__Exercise__
Write the material out again in full, exactly.

· · ·

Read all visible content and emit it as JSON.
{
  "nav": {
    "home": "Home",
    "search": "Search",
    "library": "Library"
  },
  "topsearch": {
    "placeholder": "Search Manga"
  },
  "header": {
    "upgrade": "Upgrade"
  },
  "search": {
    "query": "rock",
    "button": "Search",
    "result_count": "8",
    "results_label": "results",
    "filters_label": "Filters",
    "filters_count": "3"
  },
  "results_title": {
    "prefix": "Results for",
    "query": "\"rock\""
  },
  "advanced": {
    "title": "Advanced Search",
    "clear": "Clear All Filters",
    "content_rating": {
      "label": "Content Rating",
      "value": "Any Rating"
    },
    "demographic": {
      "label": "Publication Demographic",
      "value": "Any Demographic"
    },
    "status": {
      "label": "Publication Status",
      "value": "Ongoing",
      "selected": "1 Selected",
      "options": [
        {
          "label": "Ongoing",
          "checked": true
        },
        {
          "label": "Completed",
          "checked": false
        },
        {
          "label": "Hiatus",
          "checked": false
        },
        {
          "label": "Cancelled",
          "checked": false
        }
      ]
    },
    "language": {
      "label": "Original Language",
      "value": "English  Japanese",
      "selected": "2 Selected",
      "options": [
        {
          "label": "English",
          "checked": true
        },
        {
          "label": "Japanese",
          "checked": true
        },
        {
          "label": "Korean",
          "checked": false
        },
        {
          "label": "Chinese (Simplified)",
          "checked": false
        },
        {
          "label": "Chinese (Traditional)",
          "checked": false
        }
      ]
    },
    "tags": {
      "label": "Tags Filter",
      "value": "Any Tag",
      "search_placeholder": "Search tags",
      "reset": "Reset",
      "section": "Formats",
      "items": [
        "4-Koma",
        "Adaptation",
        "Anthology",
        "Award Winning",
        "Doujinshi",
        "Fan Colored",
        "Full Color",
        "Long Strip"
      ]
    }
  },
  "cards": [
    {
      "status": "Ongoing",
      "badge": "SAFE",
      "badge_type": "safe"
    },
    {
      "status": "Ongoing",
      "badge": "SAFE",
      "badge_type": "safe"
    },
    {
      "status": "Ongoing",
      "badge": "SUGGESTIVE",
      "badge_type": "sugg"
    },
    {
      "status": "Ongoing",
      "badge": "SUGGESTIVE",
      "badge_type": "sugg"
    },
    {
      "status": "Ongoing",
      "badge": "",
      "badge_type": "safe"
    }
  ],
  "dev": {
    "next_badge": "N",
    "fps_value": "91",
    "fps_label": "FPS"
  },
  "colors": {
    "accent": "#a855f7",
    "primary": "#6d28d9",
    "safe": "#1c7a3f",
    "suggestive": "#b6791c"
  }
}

· · ·

__Output for this task__
Read all visible content and emit it as JSON.
{
  "nav": {
    "home": "Home",
    "search": "Search",
    "library": "Library"
  },
  "topsearch": {
    "placeholder": "Search Manga"
  },
  "header": {
    "upgrade": "Upgrade"
  },
  "search": {
    "query": "rock",
    "button": "Search",
    "result_count": "8",
    "results_label": "results",
    "filters_label": "Filters",
    "filters_count": "3"
  },
  "results_title": {
    "prefix": "Results for",
    "query": "\"rock\""
  },
  "advanced": {
    "title": "Advanced Search",
    "clear": "Clear All Filters",
    "content_rating": {
      "label": "Content Rating",
      "value": "Any Rating"
    },
    "demographic": {
      "label": "Publication Demographic",
      "value": "Any Demographic"
    },
    "status": {
      "label": "Publication Status",
      "value": "Ongoing",
      "selected": "1 Selected",
      "options": [
        {
          "label": "Ongoing",
          "checked": true
        },
        {
          "label": "Completed",
          "checked": false
        },
        {
          "label": "Hiatus",
          "checked": false
        },
        {
          "label": "Cancelled",
          "checked": false
        }
      ]
    },
    "language": {
      "label": "Original Language",
      "value": "English  Japanese",
      "selected": "2 Selected",
      "options": [
        {
          "label": "English",
          "checked": true
        },
        {
          "label": "Japanese",
          "checked": true
        },
        {
          "label": "Korean",
          "checked": false
        },
        {
          "label": "Chinese (Simplified)",
          "checked": false
        },
        {
          "label": "Chinese (Traditional)",
          "checked": false
        }
      ]
    },
    "tags": {
      "label": "Tags Filter",
      "value": "Any Tag",
      "search_placeholder": "Search tags",
      "reset": "Reset",
      "section": "Formats",
      "items": [
        "4-Koma",
        "Adaptation",
        "Anthology",
        "Award Winning",
        "Doujinshi",
        "Fan Colored",
        "Full Color",
        "Long Strip"
      ]
    }
  },
  "cards": [
    {
      "status": "Ongoing",
      "badge": "SAFE",
      "badge_type": "safe"
    },
    {
      "status": "Ongoing",
      "badge": "SAFE",
      "badge_type": "safe"
    },
    {
      "status": "Ongoing",
      "badge": "SUGGESTIVE",
      "badge_type": "sugg"
    },
    {
      "status": "Ongoing",
      "badge": "SUGGESTIVE",
      "badge_type": "sugg"
    },
    {
      "status": "Ongoing",
      "badge": "",
      "badge_type": "safe"
    }
  ],
  "dev": {
    "next_badge": "N",
    "fps_value": "91",
    "fps_label": "FPS"
  },
  "colors": {
    "accent": "#a855f7",
    "primary": "#6d28d9",
    "safe": "#1c7a3f",
    "suggestive": "#b6791c"
  }
}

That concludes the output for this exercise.